• _WRITTEN TASK_
Determine how many lines of this material contain "transect". Give only the number.

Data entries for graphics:
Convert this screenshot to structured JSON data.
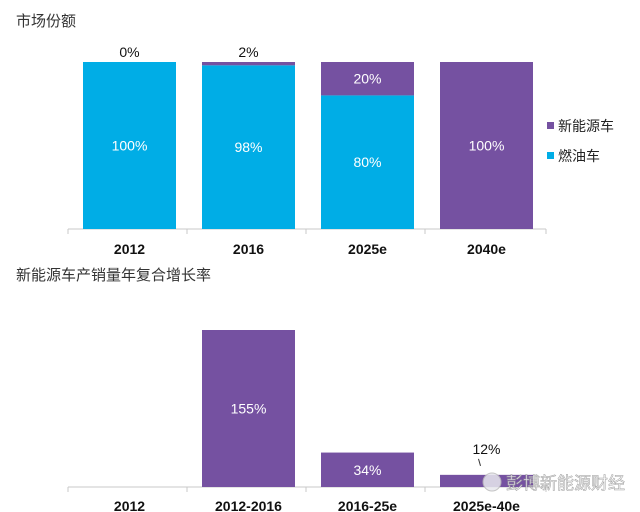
{
  "colors": {
    "ice": "#00ade6",
    "nev": "#7551a1",
    "axis": "#c8c8c8"
  },
  "watermark": "彭博新能源财经",
  "chart_data": [
    {
      "type": "bar",
      "stacked": true,
      "title": "市场份额",
      "categories": [
        "2012",
        "2016",
        "2025e",
        "2040e"
      ],
      "ylim": [
        0,
        100
      ],
      "legend_position": "right",
      "series": [
        {
          "name": "燃油车",
          "key": "ice",
          "values": [
            100,
            98,
            80,
            0
          ],
          "labels": [
            "100%",
            "98%",
            "80%",
            ""
          ]
        },
        {
          "name": "新能源车",
          "key": "nev",
          "values": [
            0,
            2,
            20,
            100
          ],
          "labels": [
            "0%",
            "2%",
            "20%",
            "100%"
          ]
        }
      ],
      "legend": [
        "新能源车",
        "燃油车"
      ]
    },
    {
      "type": "bar",
      "title": "新能源车产销量年复合增长率",
      "categories": [
        "2012",
        "2012-2016",
        "2016-25e",
        "2025e-40e"
      ],
      "values": [
        0,
        155,
        34,
        12
      ],
      "labels": [
        "",
        "155%",
        "34%",
        "12%"
      ],
      "ylim": [
        0,
        155
      ]
    }
  ]
}
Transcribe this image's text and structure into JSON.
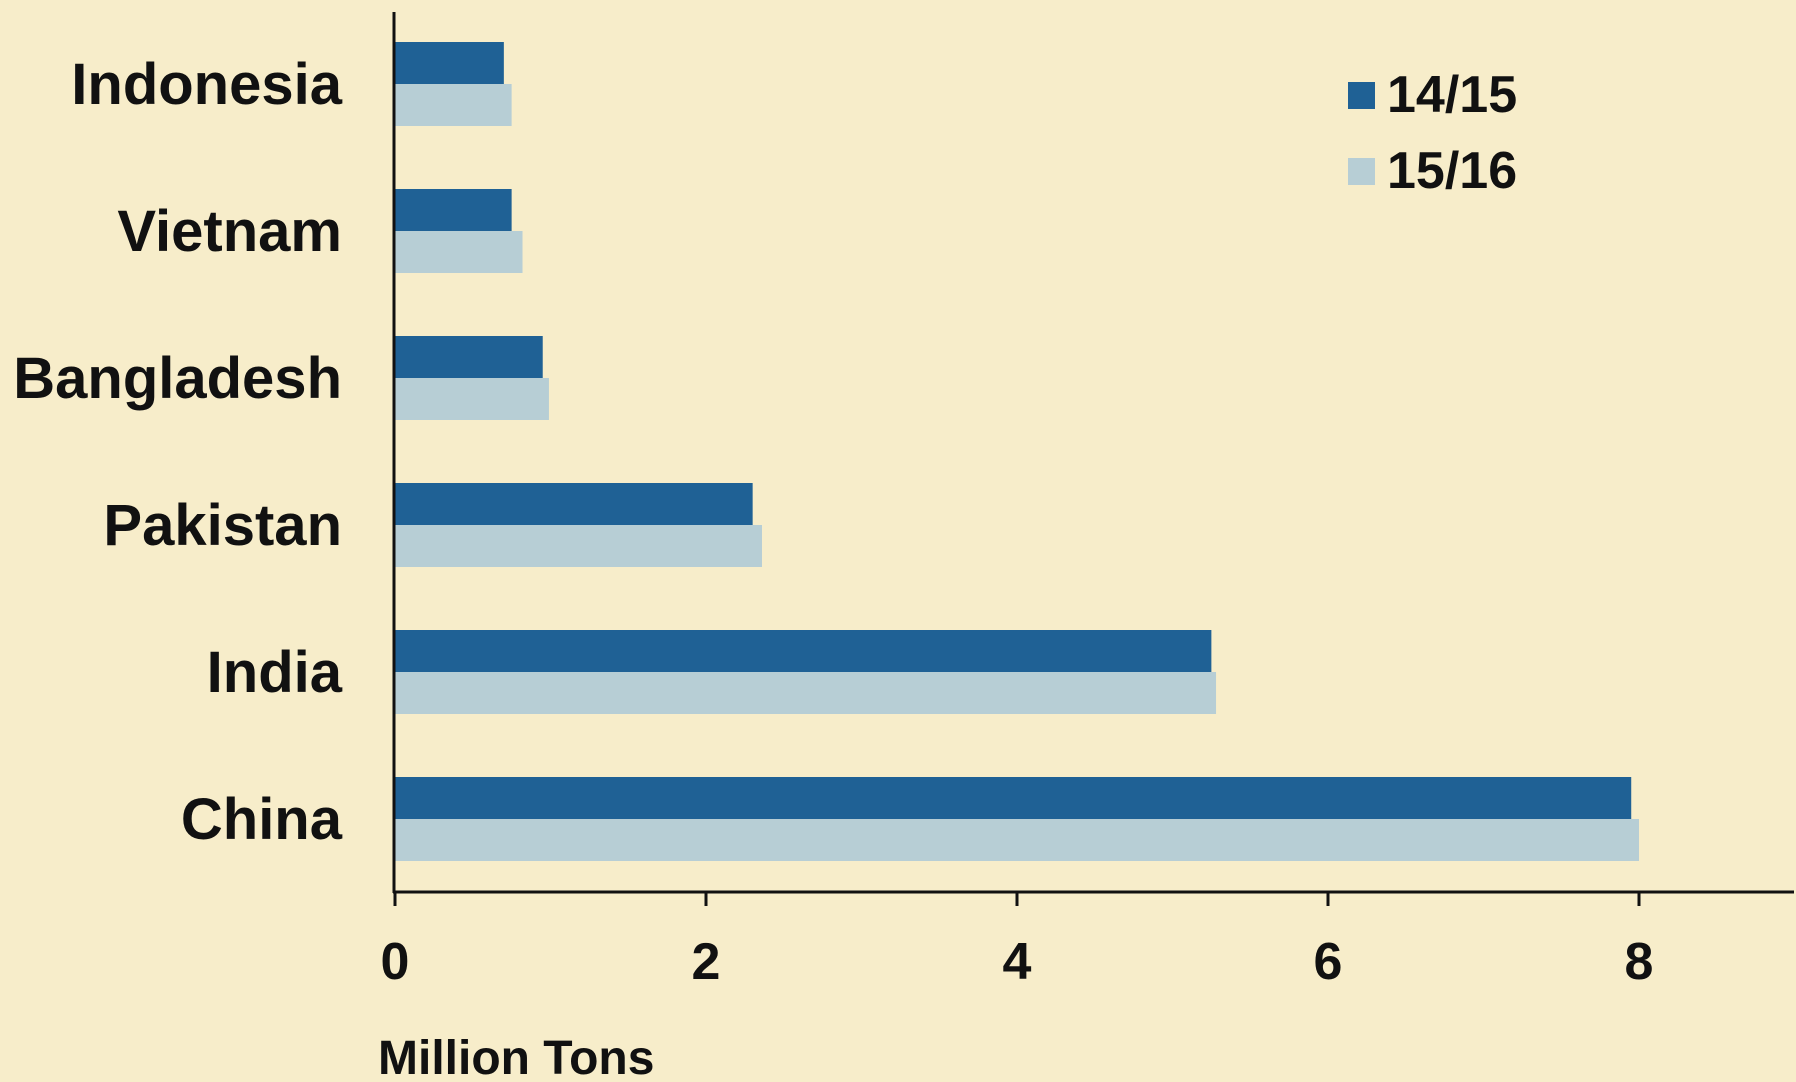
{
  "chart_data": {
    "type": "bar",
    "orientation": "horizontal",
    "title": "",
    "xlabel": "Million Tons",
    "ylabel": "",
    "categories": [
      "Indonesia",
      "Vietnam",
      "Bangladesh",
      "Pakistan",
      "India",
      "China"
    ],
    "series": [
      {
        "name": "14/15",
        "color": "#1f6195",
        "values": [
          0.7,
          0.75,
          0.95,
          2.3,
          5.25,
          7.95
        ]
      },
      {
        "name": "15/16",
        "color": "#b7ced5",
        "values": [
          0.75,
          0.82,
          0.99,
          2.36,
          5.28,
          8.0
        ]
      }
    ],
    "xlim": [
      0,
      9
    ],
    "xticks": [
      "0",
      "2",
      "4",
      "6",
      "8"
    ],
    "grid": false,
    "legend_position": "top-right",
    "background_color": "#f7edca"
  }
}
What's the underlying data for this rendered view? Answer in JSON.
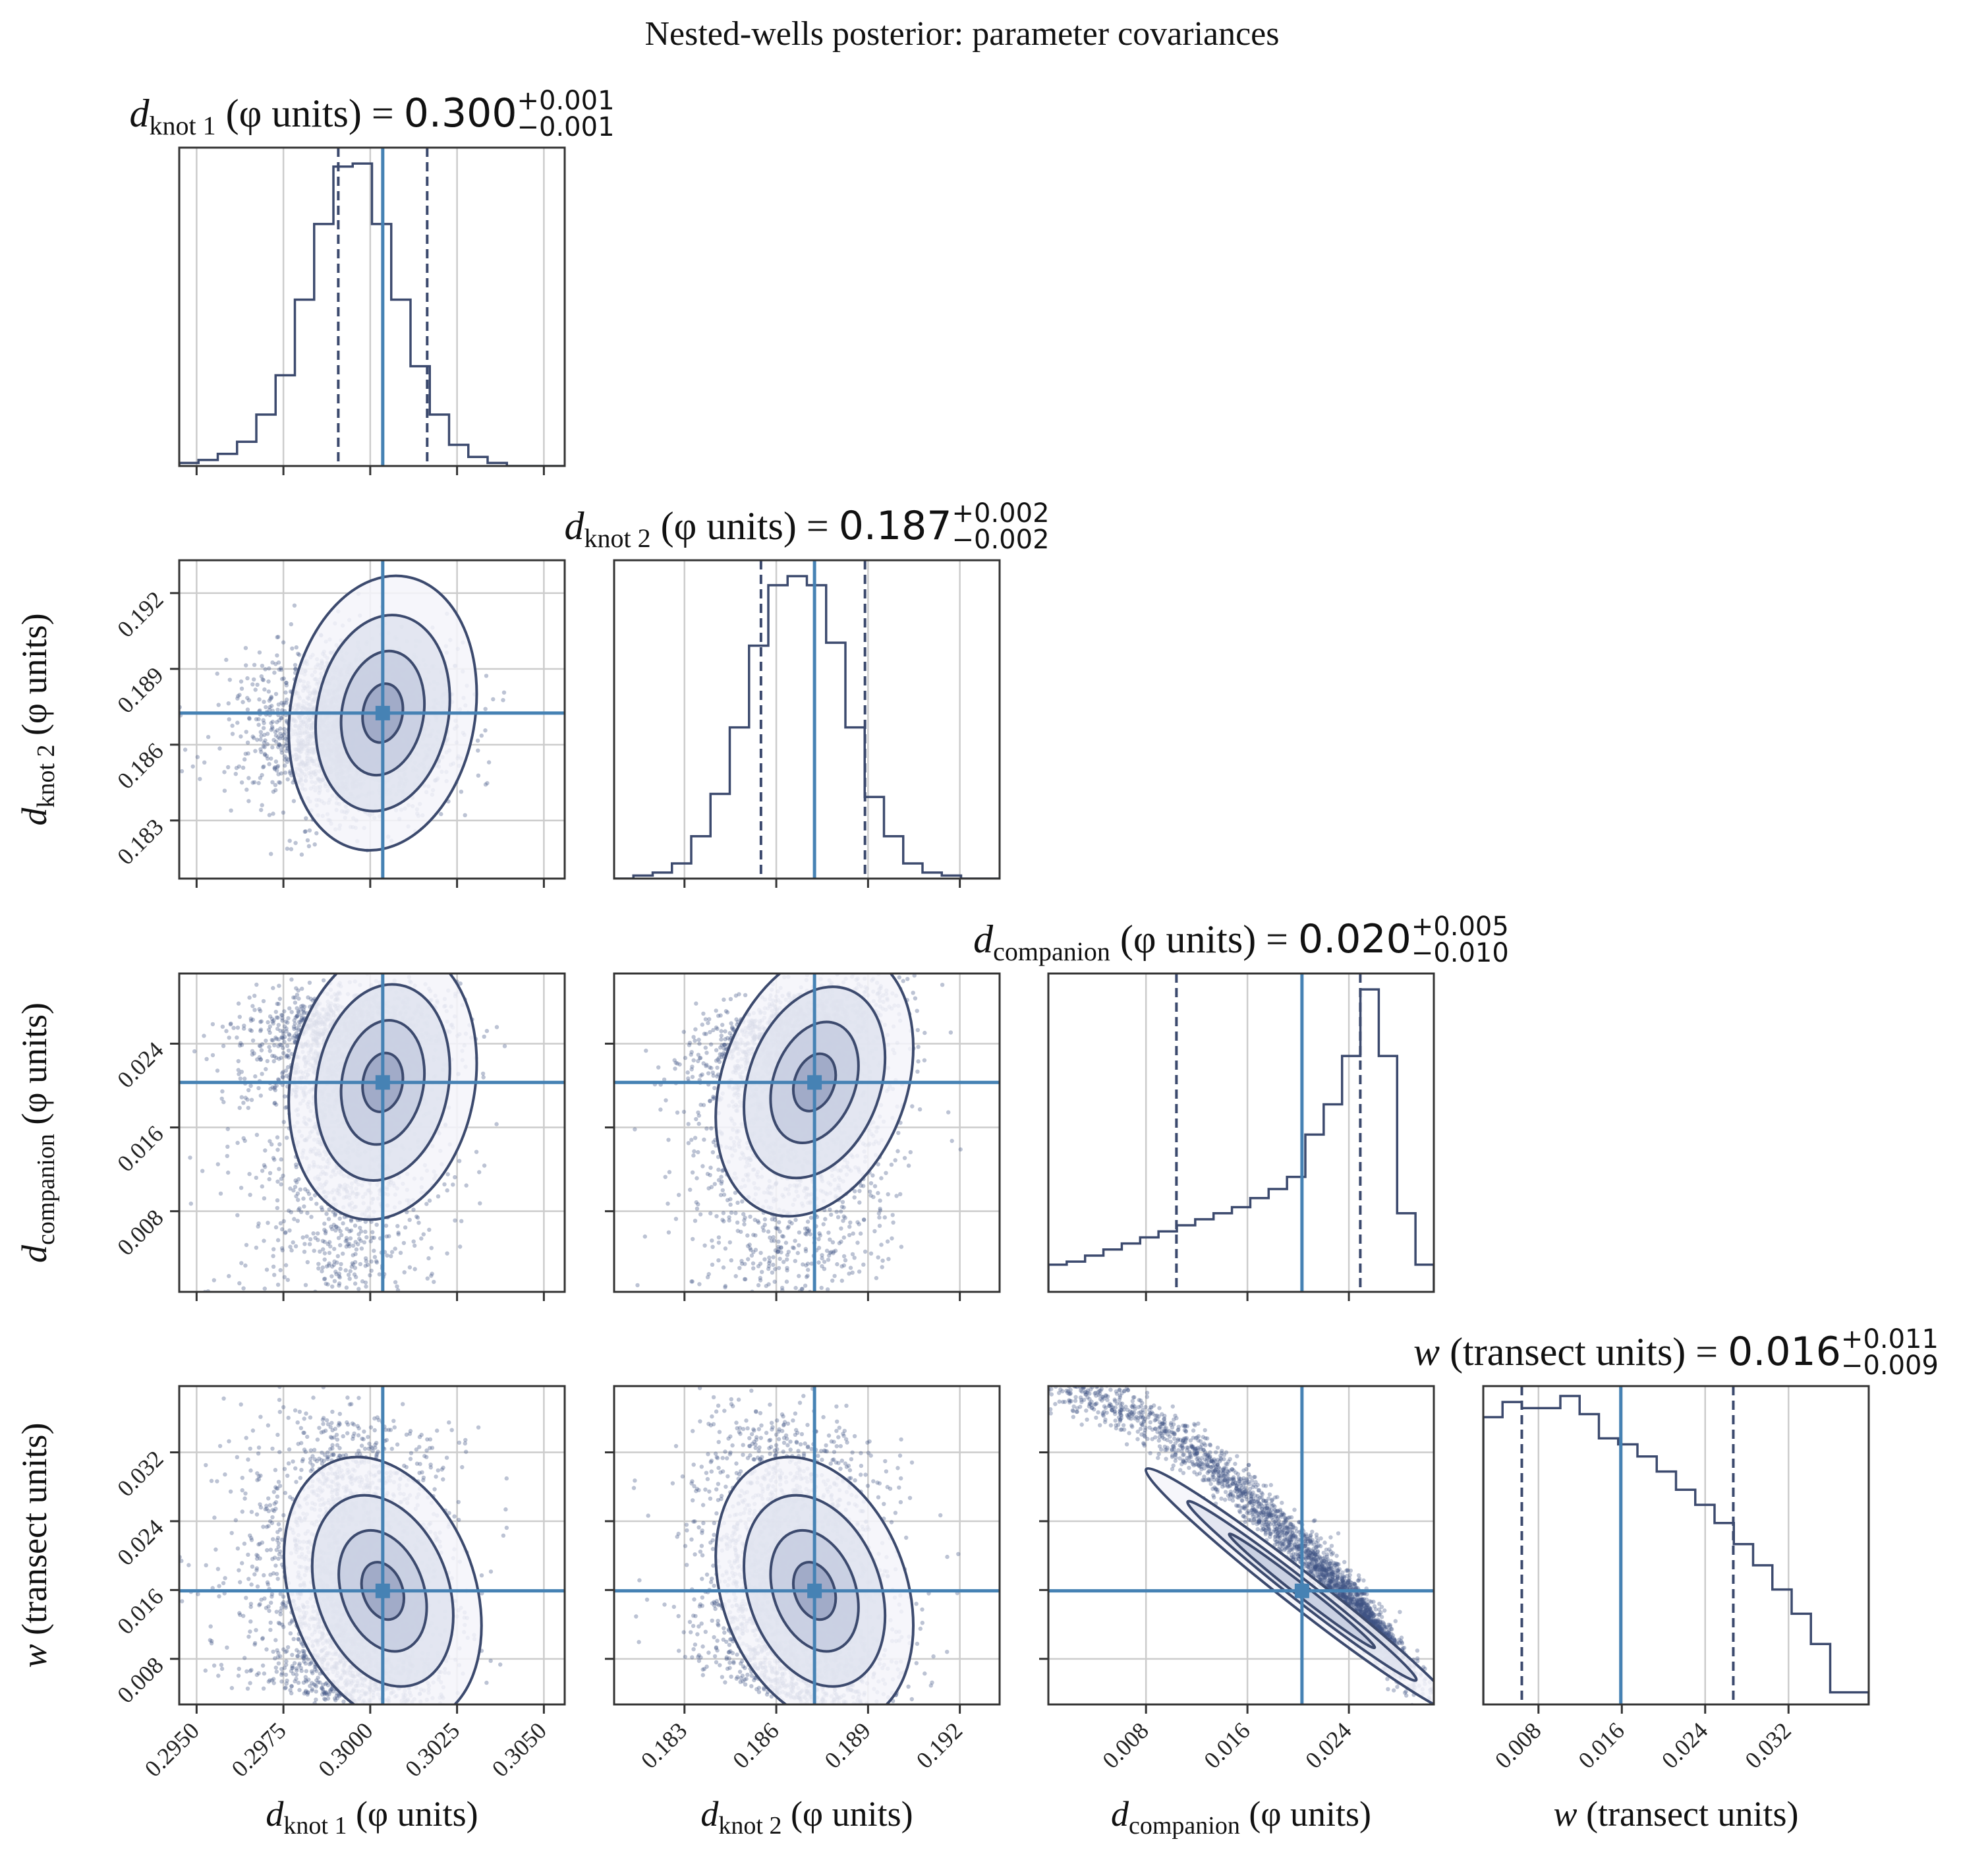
{
  "figure": {
    "title": "Nested-wells posterior: parameter covariances"
  },
  "colors": {
    "hist_line": "#3c4a6e",
    "truth_line": "#4682b4",
    "scatter": "#3e5283",
    "grid": "#cccccc",
    "frame": "#333333"
  },
  "chart_data": {
    "type": "scatter",
    "subtype": "corner-plot",
    "grid": true,
    "parameters": [
      {
        "id": "dknot1",
        "symbol": "d",
        "subscript": "knot 1",
        "unit_text": " (φ units)",
        "axis_label": "d_knot 1 (φ units)",
        "range": [
          0.2945,
          0.3056
        ],
        "ticks": [
          0.295,
          0.2975,
          0.3,
          0.3025,
          0.305
        ],
        "tick_labels": [
          "0.2950",
          "0.2975",
          "0.3000",
          "0.3025",
          "0.3050"
        ],
        "truth": 0.30036,
        "quantiles": [
          0.29908,
          0.30164
        ],
        "title_value": "0.300",
        "title_plus": "+0.001",
        "title_minus": "−0.001",
        "hist": [
          0.01,
          0.02,
          0.04,
          0.08,
          0.17,
          0.3,
          0.55,
          0.8,
          0.99,
          1.0,
          0.8,
          0.55,
          0.33,
          0.17,
          0.07,
          0.03,
          0.01,
          0.0,
          0.0,
          0.0
        ]
      },
      {
        "id": "dknot2",
        "symbol": "d",
        "subscript": "knot 2",
        "unit_text": " (φ units)",
        "axis_label": "d_knot 2 (φ units)",
        "range": [
          0.1807,
          0.1933
        ],
        "ticks": [
          0.183,
          0.186,
          0.189,
          0.192
        ],
        "tick_labels": [
          "0.183",
          "0.186",
          "0.189",
          "0.192"
        ],
        "truth": 0.18725,
        "quantiles": [
          0.1855,
          0.1889
        ],
        "title_value": "0.187",
        "title_plus": "+0.002",
        "title_minus": "−0.002",
        "hist": [
          0.0,
          0.01,
          0.02,
          0.05,
          0.14,
          0.28,
          0.5,
          0.77,
          0.97,
          1.0,
          0.97,
          0.78,
          0.5,
          0.27,
          0.14,
          0.05,
          0.02,
          0.01,
          0.0,
          0.0
        ]
      },
      {
        "id": "dcomp",
        "symbol": "d",
        "subscript": "companion",
        "unit_text": " (φ units)",
        "axis_label": "d_companion (φ units)",
        "range": [
          0.0003,
          0.0307
        ],
        "ticks": [
          0.008,
          0.016,
          0.024
        ],
        "tick_labels": [
          "0.008",
          "0.016",
          "0.024"
        ],
        "truth": 0.0203,
        "quantiles": [
          0.0104,
          0.0249
        ],
        "title_value": "0.020",
        "title_plus": "+0.005",
        "title_minus": "−0.010",
        "hist": [
          0.09,
          0.1,
          0.12,
          0.14,
          0.16,
          0.18,
          0.2,
          0.22,
          0.24,
          0.26,
          0.28,
          0.31,
          0.34,
          0.38,
          0.52,
          0.62,
          0.78,
          1.0,
          0.78,
          0.26,
          0.09
        ]
      },
      {
        "id": "w",
        "symbol": "w",
        "subscript": "",
        "unit_text": " (transect units)",
        "axis_label": "w (transect units)",
        "range": [
          0.0027,
          0.0397
        ],
        "ticks": [
          0.008,
          0.016,
          0.024,
          0.032
        ],
        "tick_labels": [
          "0.008",
          "0.016",
          "0.024",
          "0.032"
        ],
        "truth": 0.0159,
        "quantiles": [
          0.0064,
          0.0267
        ],
        "title_value": "0.016",
        "title_plus": "+0.011",
        "title_minus": "−0.009",
        "hist": [
          0.95,
          1.0,
          0.98,
          0.98,
          1.02,
          0.96,
          0.88,
          0.86,
          0.82,
          0.77,
          0.71,
          0.66,
          0.6,
          0.53,
          0.46,
          0.38,
          0.3,
          0.2,
          0.04,
          0.04
        ]
      }
    ],
    "correlations": [
      {
        "x": "dknot1",
        "y": "dknot2",
        "rho": 0.1
      },
      {
        "x": "dknot1",
        "y": "dcomp",
        "rho": 0.15
      },
      {
        "x": "dknot2",
        "y": "dcomp",
        "rho": 0.5
      },
      {
        "x": "dknot1",
        "y": "w",
        "rho": -0.25
      },
      {
        "x": "dknot2",
        "y": "w",
        "rho": -0.6
      },
      {
        "x": "dcomp",
        "y": "w",
        "rho": -0.97
      }
    ]
  }
}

• _TASK SOLUTION_
2